Can the data below be set down again exactly, line for line?

= = =

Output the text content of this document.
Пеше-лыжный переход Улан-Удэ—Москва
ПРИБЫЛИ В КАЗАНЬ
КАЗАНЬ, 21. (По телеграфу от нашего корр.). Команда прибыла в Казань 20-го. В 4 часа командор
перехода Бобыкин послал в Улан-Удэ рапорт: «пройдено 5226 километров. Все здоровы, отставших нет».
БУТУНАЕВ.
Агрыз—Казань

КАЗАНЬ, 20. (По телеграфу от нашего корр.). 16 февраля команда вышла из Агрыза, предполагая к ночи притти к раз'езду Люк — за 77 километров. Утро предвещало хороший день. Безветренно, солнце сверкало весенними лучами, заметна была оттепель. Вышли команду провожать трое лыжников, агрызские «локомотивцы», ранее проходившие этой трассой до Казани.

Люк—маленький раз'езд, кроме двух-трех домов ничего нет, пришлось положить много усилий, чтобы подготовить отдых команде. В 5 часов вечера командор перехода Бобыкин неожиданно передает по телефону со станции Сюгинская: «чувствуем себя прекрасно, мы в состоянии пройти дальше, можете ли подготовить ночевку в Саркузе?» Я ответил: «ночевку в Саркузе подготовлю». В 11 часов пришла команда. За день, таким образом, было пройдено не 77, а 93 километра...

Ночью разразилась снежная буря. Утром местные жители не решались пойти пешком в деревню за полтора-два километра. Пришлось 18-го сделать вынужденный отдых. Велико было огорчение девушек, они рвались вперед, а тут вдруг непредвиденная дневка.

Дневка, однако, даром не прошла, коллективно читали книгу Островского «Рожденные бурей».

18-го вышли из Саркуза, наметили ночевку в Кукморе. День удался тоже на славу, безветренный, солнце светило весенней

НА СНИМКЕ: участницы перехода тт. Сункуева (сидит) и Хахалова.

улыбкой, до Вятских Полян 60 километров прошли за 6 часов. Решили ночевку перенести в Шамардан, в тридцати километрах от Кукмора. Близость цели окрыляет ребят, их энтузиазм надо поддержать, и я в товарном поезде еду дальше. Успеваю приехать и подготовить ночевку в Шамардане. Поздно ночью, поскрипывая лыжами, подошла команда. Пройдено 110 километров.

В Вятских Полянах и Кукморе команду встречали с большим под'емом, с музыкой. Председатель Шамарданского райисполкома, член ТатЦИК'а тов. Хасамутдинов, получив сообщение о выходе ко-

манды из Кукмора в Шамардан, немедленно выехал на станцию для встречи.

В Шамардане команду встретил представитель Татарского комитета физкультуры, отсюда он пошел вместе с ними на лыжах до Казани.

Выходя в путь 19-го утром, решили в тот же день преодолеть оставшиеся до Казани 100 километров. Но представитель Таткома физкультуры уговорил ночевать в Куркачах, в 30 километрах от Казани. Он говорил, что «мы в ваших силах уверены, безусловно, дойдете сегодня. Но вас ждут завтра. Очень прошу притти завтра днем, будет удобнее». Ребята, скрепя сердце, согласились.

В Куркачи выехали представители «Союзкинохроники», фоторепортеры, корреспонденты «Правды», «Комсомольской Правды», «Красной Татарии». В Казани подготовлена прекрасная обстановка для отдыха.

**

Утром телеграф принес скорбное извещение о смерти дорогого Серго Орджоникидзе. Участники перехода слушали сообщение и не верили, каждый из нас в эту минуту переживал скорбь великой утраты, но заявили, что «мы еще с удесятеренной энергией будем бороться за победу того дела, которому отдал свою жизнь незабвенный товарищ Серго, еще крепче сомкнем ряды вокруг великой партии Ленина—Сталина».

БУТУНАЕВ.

= = =

■ **RESPONSE**:
Output the text content of this document.
Пеше-лыжный переход Улан-Удэ—Москва
ПРИБЫЛИ В КАЗАНЬ
КАЗАНЬ, 21. (По телеграфу от нашего корр.). Команда прибыла в Казань 20-го. В 4 часа командор
перехода Бобыкин послал в Улан-Удэ рапорт: «пройдено 5226 километров. Все здоровы, отставших нет».
БУТУНАЕВ.
Агрыз—Казань

КАЗАНЬ, 20. (По телеграфу от нашего корр.). 16 февраля команда вышла из Агрыза, предполагая к ночи притти к раз'езду Люк — за 77 километров. Утро предвещало хороший день. Безветренно, солнце сверкало весенними лучами, заметна была оттепель. Вышли команду провожать трое лыжников, агрызские «локомотивцы», ранее проходившие этой трассой до Казани.

Люк—маленький раз'езд, кроме двух-трех домов ничего нет, пришлось положить много усилий, чтобы подготовить отдых команде. В 5 часов вечера командор перехода Бобыкин неожиданно передает по телефону со станции Сюгинская: «чувствуем себя прекрасно, мы в состоянии пройти дальше, можете ли подготовить ночевку в Саркузе?» Я ответил: «ночевку в Саркузе подготовлю». В 11 часов пришла команда. За день, таким образом, было пройдено не 77, а 93 километра...

Ночью разразилась снежная буря. Утром местные жители не решались пойти пешком в деревню за полтора-два километра. Пришлось 18-го сделать вынужденный отдых. Велико было огорчение девушек, они рвались вперед, а тут вдруг непредвиденная дневка.

Дневка, однако, даром не прошла, коллективно читали книгу Островского «Рожденные бурей».

18-го вышли из Саркуза, наметили ночевку в Кукморе. День удался тоже на славу, безветренный, солнце светило весенней

НА СНИМКЕ: участницы перехода тт. Сункуева (сидит) и Хахалова.

улыбкой, до Вятских Полян 60 километров прошли за 6 часов. Решили ночевку перенести в Шамардан, в тридцати километрах от Кукмора. Близость цели окрыляет ребят, их энтузиазм надо поддержать, и я в товарном поезде еду дальше. Успеваю приехать и подготовить ночевку в Шамардане. Поздно ночью, поскрипывая лыжами, подошла команда. Пройдено 110 километров.

В Вятских Полянах и Кукморе команду встречали с большим под'емом, с музыкой. Председатель Шамарданского райисполкома, член ТатЦИК'а тов. Хасамутдинов, получив сообщение о выходе ко-

манды из Кукмора в Шамардан, немедленно выехал на станцию для встречи.

В Шамардане команду встретил представитель Татарского комитета физкультуры, отсюда он пошел вместе с ними на лыжах до Казани.

Выходя в путь 19-го утром, решили в тот же день преодолеть оставшиеся до Казани 100 километров. Но представитель Таткома физкультуры уговорил ночевать в Куркачах, в 30 километрах от Казани. Он говорил, что «мы в ваших силах уверены, безусловно, дойдете сегодня. Но вас ждут завтра. Очень прошу притти завтра днем, будет удобнее». Ребята, скрепя сердце, согласились.

В Куркачи выехали представители «Союзкинохроники», фоторепортеры, корреспонденты «Правды», «Комсомольской Правды», «Красной Татарии». В Казани подготовлена прекрасная обстановка для отдыха.

**

Утром телеграф принес скорбное извещение о смерти дорогого Серго Орджоникидзе. Участники перехода слушали сообщение и не верили, каждый из нас в эту минуту переживал скорбь великой утраты, но заявили, что «мы еще с удесятеренной энергией будем бороться за победу того дела, которому отдал свою жизнь незабвенный товарищ Серго, еще крепче сомкнем ряды вокруг великой партии Ленина—Сталина».

БУТУНАЕВ.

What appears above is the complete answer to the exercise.